• _EXERCISE INSTRUCTIONS_:
Tally up how many lines in the listing below contain the string "content", and give only the total.
# start of SUPPLIED ENTRIES
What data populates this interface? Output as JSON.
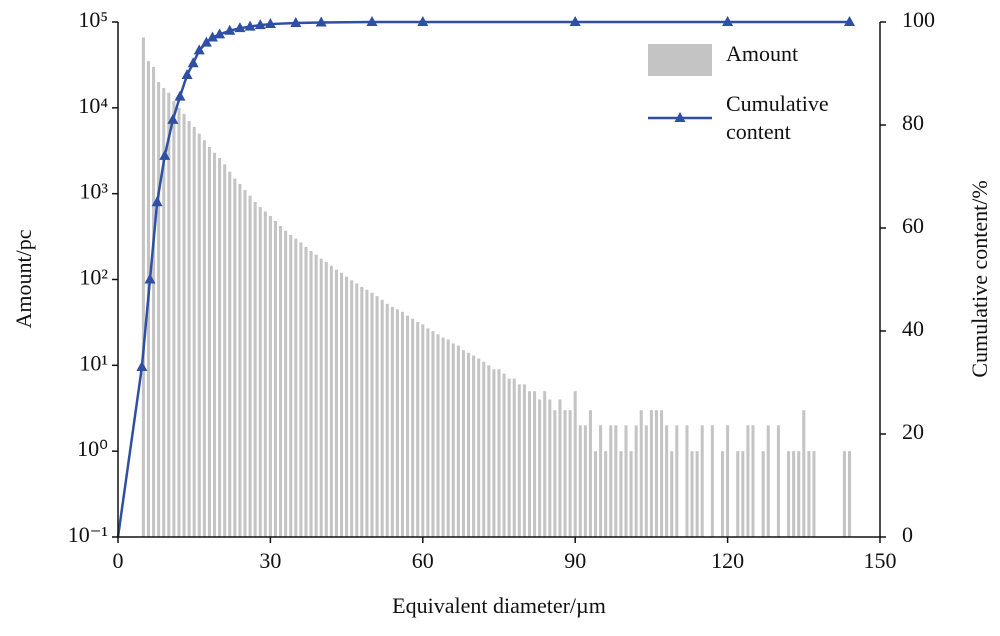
{
  "chart_data": {
    "type": "bar",
    "xlabel": "Equivalent diameter/µm",
    "ylabel": "Amount/pc",
    "y2label": "Cumulative content/%",
    "xlim": [
      0,
      150
    ],
    "xticks": [
      0,
      30,
      60,
      90,
      120,
      150
    ],
    "ylim": [
      0.1,
      100000
    ],
    "ylog": true,
    "yticks": [
      {
        "value": 0.1,
        "label": "10⁻¹"
      },
      {
        "value": 1,
        "label": "10⁰"
      },
      {
        "value": 10,
        "label": "10¹"
      },
      {
        "value": 100,
        "label": "10²"
      },
      {
        "value": 1000,
        "label": "10³"
      },
      {
        "value": 10000,
        "label": "10⁴"
      },
      {
        "value": 100000,
        "label": "10⁵"
      }
    ],
    "y2lim": [
      0,
      100
    ],
    "y2ticks": [
      0,
      20,
      40,
      60,
      80,
      100
    ],
    "legend": "upper right",
    "series": [
      {
        "name": "Amount",
        "color": "#c4c4c4",
        "x": [
          5,
          6,
          7,
          8,
          9,
          10,
          11,
          12,
          13,
          14,
          15,
          16,
          17,
          18,
          19,
          20,
          21,
          22,
          23,
          24,
          25,
          26,
          27,
          28,
          29,
          30,
          31,
          32,
          33,
          34,
          35,
          36,
          37,
          38,
          39,
          40,
          41,
          42,
          43,
          44,
          45,
          46,
          47,
          48,
          49,
          50,
          51,
          52,
          53,
          54,
          55,
          56,
          57,
          58,
          59,
          60,
          61,
          62,
          63,
          64,
          65,
          66,
          67,
          68,
          69,
          70,
          71,
          72,
          73,
          74,
          75,
          76,
          77,
          78,
          79,
          80,
          81,
          82,
          83,
          84,
          85,
          86,
          87,
          88,
          89,
          90,
          91,
          92,
          93,
          94,
          95,
          96,
          97,
          98,
          99,
          100,
          101,
          102,
          103,
          104,
          105,
          106,
          107,
          108,
          109,
          110,
          111,
          112,
          113,
          114,
          115,
          116,
          117,
          118,
          119,
          120,
          121,
          122,
          123,
          124,
          125,
          126,
          127,
          128,
          129,
          130,
          131,
          132,
          133,
          134,
          135,
          136,
          137,
          138,
          139,
          140,
          141,
          142,
          143,
          144
        ],
        "values": [
          66000,
          35000,
          30000,
          20000,
          17000,
          15000,
          12000,
          10000,
          8500,
          7000,
          6000,
          5000,
          4200,
          3500,
          3000,
          2600,
          2200,
          1800,
          1500,
          1300,
          1100,
          950,
          800,
          700,
          620,
          550,
          480,
          420,
          370,
          330,
          300,
          270,
          240,
          215,
          195,
          175,
          160,
          145,
          130,
          120,
          108,
          98,
          90,
          82,
          76,
          70,
          64,
          58,
          52,
          48,
          45,
          42,
          38,
          35,
          32,
          30,
          27,
          25,
          23,
          21,
          20,
          18,
          17,
          15,
          14,
          13,
          12,
          11,
          10,
          9,
          9,
          8,
          7,
          7,
          6,
          6,
          5,
          5,
          4,
          5,
          4,
          3,
          4,
          3,
          3,
          5,
          2,
          2,
          3,
          1,
          2,
          1,
          2,
          2,
          1,
          2,
          1,
          2,
          3,
          2,
          3,
          3,
          3,
          2,
          1,
          2,
          0,
          2,
          1,
          1,
          2,
          0,
          2,
          0,
          1,
          2,
          0,
          1,
          1,
          2,
          2,
          0,
          1,
          2,
          0,
          2,
          0,
          1,
          1,
          1,
          3,
          1,
          1,
          0,
          0,
          0,
          0,
          0,
          1,
          1
        ]
      },
      {
        "name": "Cumulative content",
        "color": "#2e4fa3",
        "axis": "y2",
        "x": [
          0,
          4.7,
          6.3,
          7.7,
          9.2,
          10.8,
          12.2,
          13.6,
          14.8,
          16,
          17.4,
          18.6,
          20,
          22,
          24,
          26,
          28,
          30,
          35,
          40,
          50,
          60,
          90,
          120,
          144
        ],
        "values": [
          0,
          33,
          50,
          65,
          74,
          81,
          85.5,
          89.7,
          92,
          94.5,
          96,
          97,
          97.6,
          98.3,
          98.8,
          99.1,
          99.4,
          99.6,
          99.8,
          99.9,
          100,
          100,
          100,
          100,
          100
        ]
      }
    ]
  }
}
# end of SUPPLIED ENTRIES
• _EXERCISE RESPONSE_:
2